Work instructions. Print out the entries below with no edits.

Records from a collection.
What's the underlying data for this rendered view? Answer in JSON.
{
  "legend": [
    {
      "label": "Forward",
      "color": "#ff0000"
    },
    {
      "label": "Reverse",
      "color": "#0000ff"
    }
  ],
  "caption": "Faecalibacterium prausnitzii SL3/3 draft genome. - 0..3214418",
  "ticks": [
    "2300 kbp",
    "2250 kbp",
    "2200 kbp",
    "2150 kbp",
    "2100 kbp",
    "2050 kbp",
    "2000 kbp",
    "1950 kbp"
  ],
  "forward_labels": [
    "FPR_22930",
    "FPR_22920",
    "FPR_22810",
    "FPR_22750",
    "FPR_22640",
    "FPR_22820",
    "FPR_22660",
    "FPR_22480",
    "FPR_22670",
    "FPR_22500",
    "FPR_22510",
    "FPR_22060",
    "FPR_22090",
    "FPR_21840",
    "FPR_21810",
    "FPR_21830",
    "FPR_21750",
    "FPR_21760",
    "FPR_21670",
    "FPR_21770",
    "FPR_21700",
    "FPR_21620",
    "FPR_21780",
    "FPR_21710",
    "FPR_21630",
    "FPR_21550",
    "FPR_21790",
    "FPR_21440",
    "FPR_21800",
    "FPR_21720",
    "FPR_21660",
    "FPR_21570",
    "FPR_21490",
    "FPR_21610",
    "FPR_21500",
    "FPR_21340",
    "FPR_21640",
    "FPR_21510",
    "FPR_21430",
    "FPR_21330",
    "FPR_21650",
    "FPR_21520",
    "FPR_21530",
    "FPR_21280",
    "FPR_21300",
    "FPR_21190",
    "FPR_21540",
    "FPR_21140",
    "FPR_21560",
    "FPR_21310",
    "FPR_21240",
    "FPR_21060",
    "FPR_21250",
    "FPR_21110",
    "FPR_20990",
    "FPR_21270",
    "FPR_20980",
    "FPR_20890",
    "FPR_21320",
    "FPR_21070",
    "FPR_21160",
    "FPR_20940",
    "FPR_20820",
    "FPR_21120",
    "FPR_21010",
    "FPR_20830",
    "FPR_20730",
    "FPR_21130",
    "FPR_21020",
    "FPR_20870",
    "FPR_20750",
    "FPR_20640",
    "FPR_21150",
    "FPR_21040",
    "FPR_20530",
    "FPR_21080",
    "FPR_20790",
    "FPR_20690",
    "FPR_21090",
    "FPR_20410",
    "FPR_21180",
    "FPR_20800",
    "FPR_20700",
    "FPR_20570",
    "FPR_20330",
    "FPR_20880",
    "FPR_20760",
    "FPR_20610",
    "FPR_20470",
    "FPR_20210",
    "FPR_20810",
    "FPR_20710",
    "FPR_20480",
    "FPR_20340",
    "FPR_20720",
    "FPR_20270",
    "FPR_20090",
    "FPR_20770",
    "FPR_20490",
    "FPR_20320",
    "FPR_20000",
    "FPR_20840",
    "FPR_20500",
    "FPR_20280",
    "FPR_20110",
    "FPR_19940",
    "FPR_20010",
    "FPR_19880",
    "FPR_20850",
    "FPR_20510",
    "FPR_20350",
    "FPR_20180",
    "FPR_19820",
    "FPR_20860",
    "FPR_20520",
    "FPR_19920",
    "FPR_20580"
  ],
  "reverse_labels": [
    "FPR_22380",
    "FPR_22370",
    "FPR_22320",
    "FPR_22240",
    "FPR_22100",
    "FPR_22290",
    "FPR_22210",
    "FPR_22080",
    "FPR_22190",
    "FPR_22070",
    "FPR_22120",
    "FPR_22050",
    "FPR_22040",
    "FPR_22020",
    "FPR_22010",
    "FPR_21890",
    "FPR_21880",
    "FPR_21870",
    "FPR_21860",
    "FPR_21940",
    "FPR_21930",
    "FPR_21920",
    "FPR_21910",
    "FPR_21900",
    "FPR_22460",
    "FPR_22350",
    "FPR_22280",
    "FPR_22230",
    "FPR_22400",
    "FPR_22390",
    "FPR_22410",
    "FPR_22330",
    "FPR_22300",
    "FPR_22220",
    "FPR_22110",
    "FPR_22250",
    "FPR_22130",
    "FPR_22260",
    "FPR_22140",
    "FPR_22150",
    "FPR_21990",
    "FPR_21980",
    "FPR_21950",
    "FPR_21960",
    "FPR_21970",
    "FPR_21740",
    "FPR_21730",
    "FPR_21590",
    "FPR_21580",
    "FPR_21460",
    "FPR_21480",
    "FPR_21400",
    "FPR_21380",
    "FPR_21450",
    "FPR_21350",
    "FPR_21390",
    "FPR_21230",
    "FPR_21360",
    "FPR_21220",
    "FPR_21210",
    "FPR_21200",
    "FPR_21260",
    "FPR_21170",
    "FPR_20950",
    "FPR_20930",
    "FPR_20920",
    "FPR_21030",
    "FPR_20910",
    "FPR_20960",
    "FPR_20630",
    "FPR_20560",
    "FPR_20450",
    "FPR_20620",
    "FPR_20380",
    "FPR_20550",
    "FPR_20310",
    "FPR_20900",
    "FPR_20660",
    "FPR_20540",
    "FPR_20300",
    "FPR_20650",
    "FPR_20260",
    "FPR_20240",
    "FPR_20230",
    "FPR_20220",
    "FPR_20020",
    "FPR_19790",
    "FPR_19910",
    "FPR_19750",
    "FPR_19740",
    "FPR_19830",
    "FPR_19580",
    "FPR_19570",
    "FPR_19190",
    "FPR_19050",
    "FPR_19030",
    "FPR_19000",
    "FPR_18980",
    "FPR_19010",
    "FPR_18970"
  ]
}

Answer for the task.
What's the underlying data for this rendered view? Answer in JSON.
{
  "legend": [
    {
      "label": "Forward",
      "color": "#ff0000"
    },
    {
      "label": "Reverse",
      "color": "#0000ff"
    }
  ],
  "caption": "Faecalibacterium prausnitzii SL3/3 draft genome. - 0..3214418",
  "ticks": [
    "2300 kbp",
    "2250 kbp",
    "2200 kbp",
    "2150 kbp",
    "2100 kbp",
    "2050 kbp",
    "2000 kbp",
    "1950 kbp"
  ],
  "forward_labels": [
    "FPR_22930",
    "FPR_22920",
    "FPR_22810",
    "FPR_22750",
    "FPR_22640",
    "FPR_22820",
    "FPR_22660",
    "FPR_22480",
    "FPR_22670",
    "FPR_22500",
    "FPR_22510",
    "FPR_22060",
    "FPR_22090",
    "FPR_21840",
    "FPR_21810",
    "FPR_21830",
    "FPR_21750",
    "FPR_21760",
    "FPR_21670",
    "FPR_21770",
    "FPR_21700",
    "FPR_21620",
    "FPR_21780",
    "FPR_21710",
    "FPR_21630",
    "FPR_21550",
    "FPR_21790",
    "FPR_21440",
    "FPR_21800",
    "FPR_21720",
    "FPR_21660",
    "FPR_21570",
    "FPR_21490",
    "FPR_21610",
    "FPR_21500",
    "FPR_21340",
    "FPR_21640",
    "FPR_21510",
    "FPR_21430",
    "FPR_21330",
    "FPR_21650",
    "FPR_21520",
    "FPR_21530",
    "FPR_21280",
    "FPR_21300",
    "FPR_21190",
    "FPR_21540",
    "FPR_21140",
    "FPR_21560",
    "FPR_21310",
    "FPR_21240",
    "FPR_21060",
    "FPR_21250",
    "FPR_21110",
    "FPR_20990",
    "FPR_21270",
    "FPR_20980",
    "FPR_20890",
    "FPR_21320",
    "FPR_21070",
    "FPR_21160",
    "FPR_20940",
    "FPR_20820",
    "FPR_21120",
    "FPR_21010",
    "FPR_20830",
    "FPR_20730",
    "FPR_21130",
    "FPR_21020",
    "FPR_20870",
    "FPR_20750",
    "FPR_20640",
    "FPR_21150",
    "FPR_21040",
    "FPR_20530",
    "FPR_21080",
    "FPR_20790",
    "FPR_20690",
    "FPR_21090",
    "FPR_20410",
    "FPR_21180",
    "FPR_20800",
    "FPR_20700",
    "FPR_20570",
    "FPR_20330",
    "FPR_20880",
    "FPR_20760",
    "FPR_20610",
    "FPR_20470",
    "FPR_20210",
    "FPR_20810",
    "FPR_20710",
    "FPR_20480",
    "FPR_20340",
    "FPR_20720",
    "FPR_20270",
    "FPR_20090",
    "FPR_20770",
    "FPR_20490",
    "FPR_20320",
    "FPR_20000",
    "FPR_20840",
    "FPR_20500",
    "FPR_20280",
    "FPR_20110",
    "FPR_19940",
    "FPR_20010",
    "FPR_19880",
    "FPR_20850",
    "FPR_20510",
    "FPR_20350",
    "FPR_20180",
    "FPR_19820",
    "FPR_20860",
    "FPR_20520",
    "FPR_19920",
    "FPR_20580"
  ],
  "reverse_labels": [
    "FPR_22380",
    "FPR_22370",
    "FPR_22320",
    "FPR_22240",
    "FPR_22100",
    "FPR_22290",
    "FPR_22210",
    "FPR_22080",
    "FPR_22190",
    "FPR_22070",
    "FPR_22120",
    "FPR_22050",
    "FPR_22040",
    "FPR_22020",
    "FPR_22010",
    "FPR_21890",
    "FPR_21880",
    "FPR_21870",
    "FPR_21860",
    "FPR_21940",
    "FPR_21930",
    "FPR_21920",
    "FPR_21910",
    "FPR_21900",
    "FPR_22460",
    "FPR_22350",
    "FPR_22280",
    "FPR_22230",
    "FPR_22400",
    "FPR_22390",
    "FPR_22410",
    "FPR_22330",
    "FPR_22300",
    "FPR_22220",
    "FPR_22110",
    "FPR_22250",
    "FPR_22130",
    "FPR_22260",
    "FPR_22140",
    "FPR_22150",
    "FPR_21990",
    "FPR_21980",
    "FPR_21950",
    "FPR_21960",
    "FPR_21970",
    "FPR_21740",
    "FPR_21730",
    "FPR_21590",
    "FPR_21580",
    "FPR_21460",
    "FPR_21480",
    "FPR_21400",
    "FPR_21380",
    "FPR_21450",
    "FPR_21350",
    "FPR_21390",
    "FPR_21230",
    "FPR_21360",
    "FPR_21220",
    "FPR_21210",
    "FPR_21200",
    "FPR_21260",
    "FPR_21170",
    "FPR_20950",
    "FPR_20930",
    "FPR_20920",
    "FPR_21030",
    "FPR_20910",
    "FPR_20960",
    "FPR_20630",
    "FPR_20560",
    "FPR_20450",
    "FPR_20620",
    "FPR_20380",
    "FPR_20550",
    "FPR_20310",
    "FPR_20900",
    "FPR_20660",
    "FPR_20540",
    "FPR_20300",
    "FPR_20650",
    "FPR_20260",
    "FPR_20240",
    "FPR_20230",
    "FPR_20220",
    "FPR_20020",
    "FPR_19790",
    "FPR_19910",
    "FPR_19750",
    "FPR_19740",
    "FPR_19830",
    "FPR_19580",
    "FPR_19570",
    "FPR_19190",
    "FPR_19050",
    "FPR_19030",
    "FPR_19000",
    "FPR_18980",
    "FPR_19010",
    "FPR_18970"
  ]
}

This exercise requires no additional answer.